Short problem A> Set down the part of the mailing-list post between "Unfortunately, my description" and "single character string.", inclusive, word for word.
-------- Text provided
[Tutor] Splitting a number into even- and odd- numbered digits

Carroll, Barry Barry.Carroll at psc.com
Thu Apr 20 18:55:26 CEST 2006


Greetings:

First of all, thanks to those who contributed suggestions.  

Unfortunately, my description was incomplete.
 
> I am writing a function that accepts a string of decimal digits,
> calculates a checksum and returns it as a single character string.
> The first step in the calculation is to split the input into two
strings:
> the even- and odd- numbered digits, respectively.  The least
significant
> digit is defined as odd.
 
I forgot to include two important requirements:

    1. the length of the input string is arbitrary,
    2. the order of the digits must be maintained.
----------------
-------- Listed records
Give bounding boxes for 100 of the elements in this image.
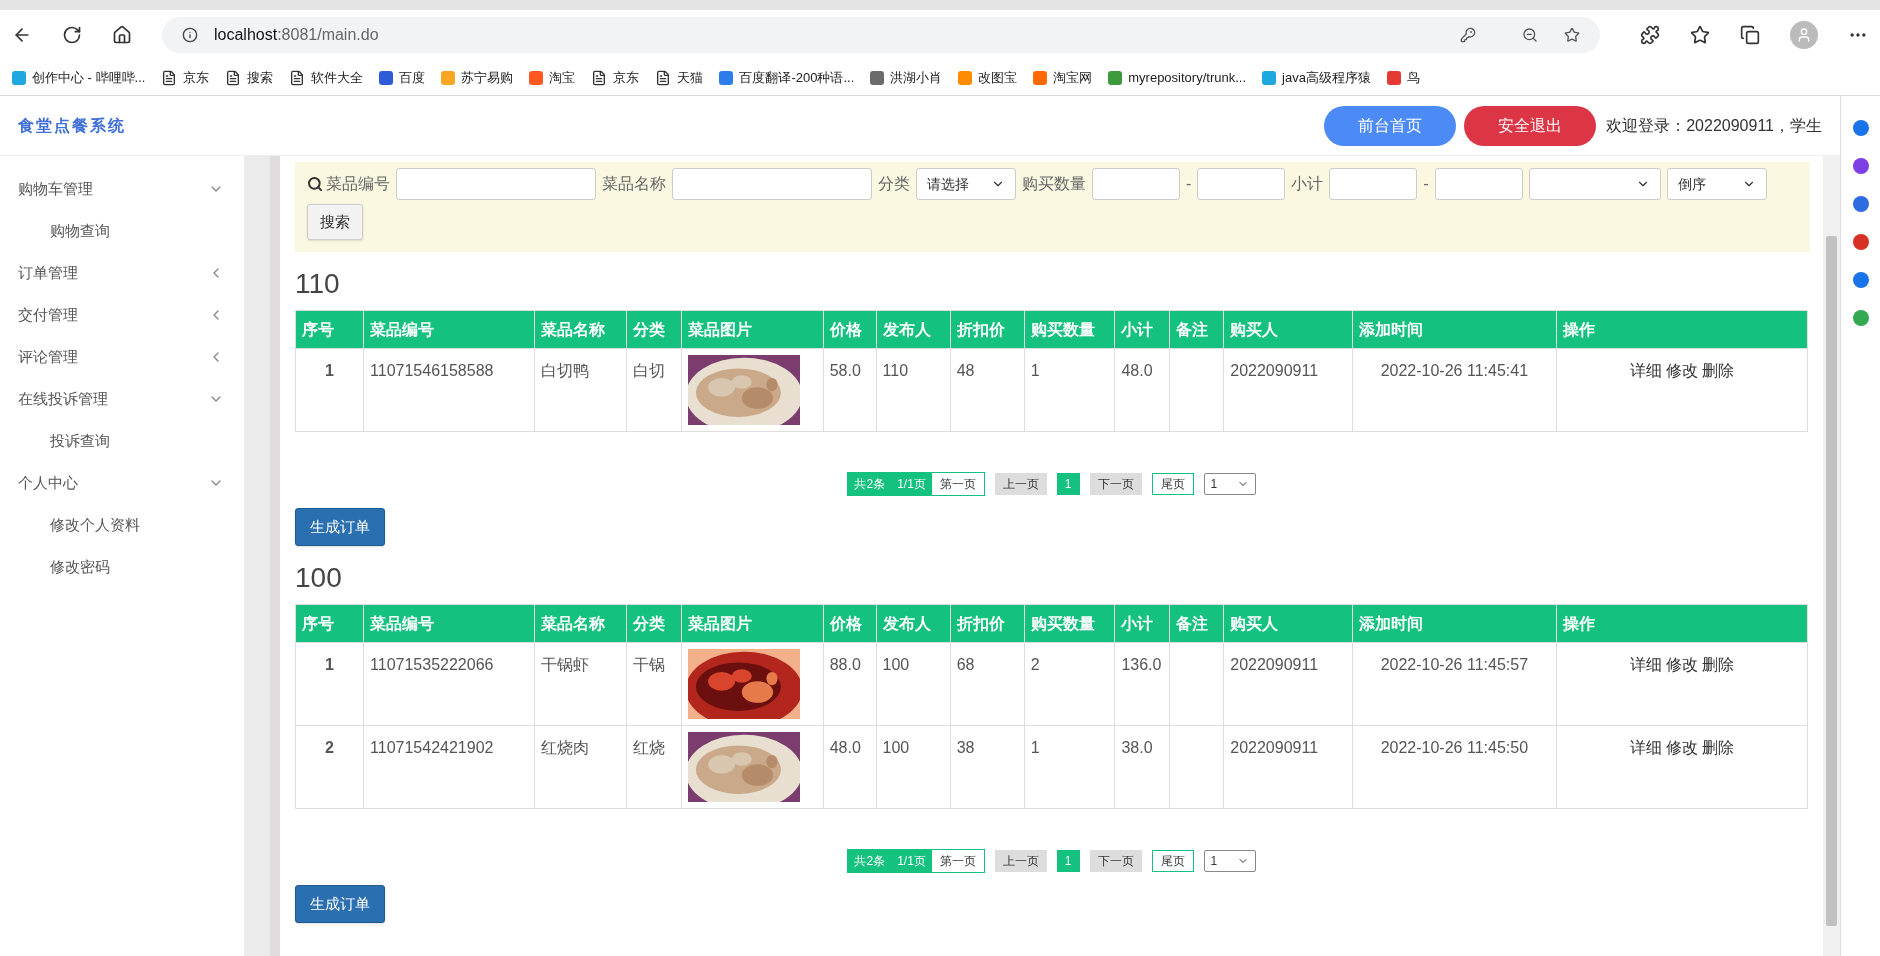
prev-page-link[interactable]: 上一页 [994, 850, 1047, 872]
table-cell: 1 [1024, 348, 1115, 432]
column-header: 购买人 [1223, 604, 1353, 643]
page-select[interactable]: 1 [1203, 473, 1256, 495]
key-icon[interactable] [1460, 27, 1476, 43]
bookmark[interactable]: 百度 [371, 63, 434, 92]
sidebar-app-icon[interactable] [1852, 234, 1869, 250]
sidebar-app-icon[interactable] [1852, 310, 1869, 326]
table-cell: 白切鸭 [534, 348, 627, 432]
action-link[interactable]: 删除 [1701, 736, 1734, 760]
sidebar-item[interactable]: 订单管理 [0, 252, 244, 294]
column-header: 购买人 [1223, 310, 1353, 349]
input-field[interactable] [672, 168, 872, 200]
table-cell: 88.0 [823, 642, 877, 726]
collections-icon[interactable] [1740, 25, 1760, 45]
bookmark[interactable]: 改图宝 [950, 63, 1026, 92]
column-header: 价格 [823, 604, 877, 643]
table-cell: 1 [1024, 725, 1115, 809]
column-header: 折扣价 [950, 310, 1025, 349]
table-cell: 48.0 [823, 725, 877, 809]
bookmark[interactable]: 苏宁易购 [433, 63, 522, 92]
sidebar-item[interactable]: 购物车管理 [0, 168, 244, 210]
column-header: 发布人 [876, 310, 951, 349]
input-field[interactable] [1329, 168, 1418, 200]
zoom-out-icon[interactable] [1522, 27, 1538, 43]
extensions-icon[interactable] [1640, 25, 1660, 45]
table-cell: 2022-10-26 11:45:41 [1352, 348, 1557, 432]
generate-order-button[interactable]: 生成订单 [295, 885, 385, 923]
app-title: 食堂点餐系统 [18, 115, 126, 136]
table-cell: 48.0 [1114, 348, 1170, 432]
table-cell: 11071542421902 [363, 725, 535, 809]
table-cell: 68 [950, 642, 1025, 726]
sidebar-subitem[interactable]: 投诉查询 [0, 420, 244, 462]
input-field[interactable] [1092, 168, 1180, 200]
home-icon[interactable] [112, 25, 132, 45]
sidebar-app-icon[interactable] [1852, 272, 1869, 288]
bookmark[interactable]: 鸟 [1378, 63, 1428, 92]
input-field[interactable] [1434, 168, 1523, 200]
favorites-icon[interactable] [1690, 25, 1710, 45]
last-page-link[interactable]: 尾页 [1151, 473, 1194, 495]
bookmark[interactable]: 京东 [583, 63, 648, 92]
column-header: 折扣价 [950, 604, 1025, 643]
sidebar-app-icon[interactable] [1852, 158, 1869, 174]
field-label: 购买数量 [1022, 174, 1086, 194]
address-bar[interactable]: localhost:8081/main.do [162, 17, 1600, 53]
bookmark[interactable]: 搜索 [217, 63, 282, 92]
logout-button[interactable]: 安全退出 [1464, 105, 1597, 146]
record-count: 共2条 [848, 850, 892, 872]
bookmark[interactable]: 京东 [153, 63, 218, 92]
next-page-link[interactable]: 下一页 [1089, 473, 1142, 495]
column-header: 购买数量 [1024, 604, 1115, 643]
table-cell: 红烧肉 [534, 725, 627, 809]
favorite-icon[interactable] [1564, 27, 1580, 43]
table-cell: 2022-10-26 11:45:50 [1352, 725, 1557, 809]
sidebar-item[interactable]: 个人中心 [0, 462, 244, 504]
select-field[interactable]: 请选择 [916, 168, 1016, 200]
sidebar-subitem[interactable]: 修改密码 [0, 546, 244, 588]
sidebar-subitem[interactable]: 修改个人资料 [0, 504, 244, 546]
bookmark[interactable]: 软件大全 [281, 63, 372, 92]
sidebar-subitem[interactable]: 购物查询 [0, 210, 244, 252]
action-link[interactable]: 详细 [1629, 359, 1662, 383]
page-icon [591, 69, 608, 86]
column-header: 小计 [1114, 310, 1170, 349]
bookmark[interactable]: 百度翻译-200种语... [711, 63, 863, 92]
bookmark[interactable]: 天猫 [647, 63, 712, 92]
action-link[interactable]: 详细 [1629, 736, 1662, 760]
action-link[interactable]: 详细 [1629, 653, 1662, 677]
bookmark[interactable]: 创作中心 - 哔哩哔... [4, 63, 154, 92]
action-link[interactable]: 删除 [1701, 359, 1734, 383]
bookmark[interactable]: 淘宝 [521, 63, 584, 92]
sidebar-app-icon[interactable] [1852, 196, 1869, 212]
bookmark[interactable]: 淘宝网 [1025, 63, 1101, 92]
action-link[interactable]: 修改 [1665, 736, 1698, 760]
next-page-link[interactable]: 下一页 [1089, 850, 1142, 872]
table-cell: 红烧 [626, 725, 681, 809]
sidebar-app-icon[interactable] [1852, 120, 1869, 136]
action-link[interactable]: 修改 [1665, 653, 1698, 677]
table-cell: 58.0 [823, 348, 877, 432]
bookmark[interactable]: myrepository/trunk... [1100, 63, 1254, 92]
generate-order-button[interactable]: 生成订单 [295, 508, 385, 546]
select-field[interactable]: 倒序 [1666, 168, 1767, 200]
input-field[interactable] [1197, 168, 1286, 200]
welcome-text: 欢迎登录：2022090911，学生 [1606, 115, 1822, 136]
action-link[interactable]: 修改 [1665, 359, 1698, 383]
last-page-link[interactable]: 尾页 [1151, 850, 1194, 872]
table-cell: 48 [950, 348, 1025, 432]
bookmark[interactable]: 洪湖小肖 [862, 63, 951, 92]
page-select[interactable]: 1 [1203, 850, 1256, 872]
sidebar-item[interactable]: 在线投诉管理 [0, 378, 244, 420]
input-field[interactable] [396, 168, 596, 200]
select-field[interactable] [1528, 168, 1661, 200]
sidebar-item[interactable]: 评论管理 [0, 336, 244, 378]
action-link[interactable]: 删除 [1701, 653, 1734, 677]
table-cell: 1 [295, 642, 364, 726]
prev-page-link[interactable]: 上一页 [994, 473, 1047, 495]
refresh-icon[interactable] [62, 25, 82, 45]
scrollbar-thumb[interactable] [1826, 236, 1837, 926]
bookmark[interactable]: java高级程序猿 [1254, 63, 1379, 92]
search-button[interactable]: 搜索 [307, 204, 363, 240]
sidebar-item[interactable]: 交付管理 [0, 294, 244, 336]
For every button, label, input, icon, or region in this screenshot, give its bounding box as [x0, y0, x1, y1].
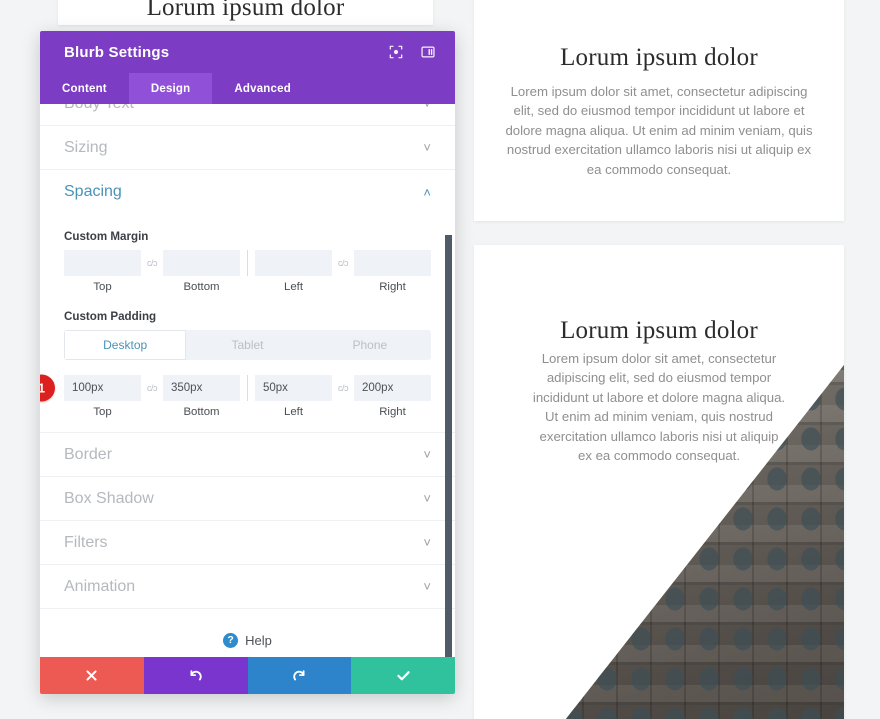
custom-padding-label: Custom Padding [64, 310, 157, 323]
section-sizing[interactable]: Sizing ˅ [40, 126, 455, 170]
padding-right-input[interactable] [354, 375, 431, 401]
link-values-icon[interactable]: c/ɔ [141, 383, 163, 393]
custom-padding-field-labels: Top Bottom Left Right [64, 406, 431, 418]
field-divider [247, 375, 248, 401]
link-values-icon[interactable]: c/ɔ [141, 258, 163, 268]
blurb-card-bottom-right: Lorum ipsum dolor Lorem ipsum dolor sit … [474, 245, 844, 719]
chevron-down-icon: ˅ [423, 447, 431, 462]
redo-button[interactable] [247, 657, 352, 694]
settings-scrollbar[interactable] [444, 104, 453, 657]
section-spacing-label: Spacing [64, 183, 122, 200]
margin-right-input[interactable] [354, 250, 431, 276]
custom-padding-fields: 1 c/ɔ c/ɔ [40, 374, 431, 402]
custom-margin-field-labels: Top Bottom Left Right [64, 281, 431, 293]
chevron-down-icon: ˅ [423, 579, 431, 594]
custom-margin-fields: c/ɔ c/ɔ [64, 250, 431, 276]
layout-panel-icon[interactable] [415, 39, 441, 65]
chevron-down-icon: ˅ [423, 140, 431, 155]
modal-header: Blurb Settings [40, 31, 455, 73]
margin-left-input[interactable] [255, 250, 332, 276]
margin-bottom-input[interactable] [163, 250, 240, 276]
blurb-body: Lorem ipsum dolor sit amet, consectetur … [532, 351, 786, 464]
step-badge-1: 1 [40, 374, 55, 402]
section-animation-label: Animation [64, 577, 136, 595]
----------------
Short problem B> From the rows, extract the lines between the line holding "prev-page-link[interactable]: 上一页 [994, 850, 1047, 872]" and the line holding "sidebar-app-icon[interactable] [1852, 310, 1869, 326]", inclusive, and repeat them exactly.

Complete output A>
Unfortunately, my description was incomplete.
 
> I am writing a function that accepts a string of decimal digits,
> calculates a checksum and returns it as a single character string.

Complete output B>
prev-page-link[interactable]: 上一页 [994, 850, 1047, 872]
table-cell: 1 [1024, 348, 1115, 432]
column-header: 购买人 [1223, 604, 1353, 643]
page-select[interactable]: 1 [1203, 473, 1256, 495]
key-icon[interactable] [1460, 27, 1476, 43]
bookmark[interactable]: 百度 [371, 63, 434, 92]
sidebar-app-icon[interactable] [1852, 234, 1869, 250]
sidebar-app-icon[interactable] [1852, 310, 1869, 326]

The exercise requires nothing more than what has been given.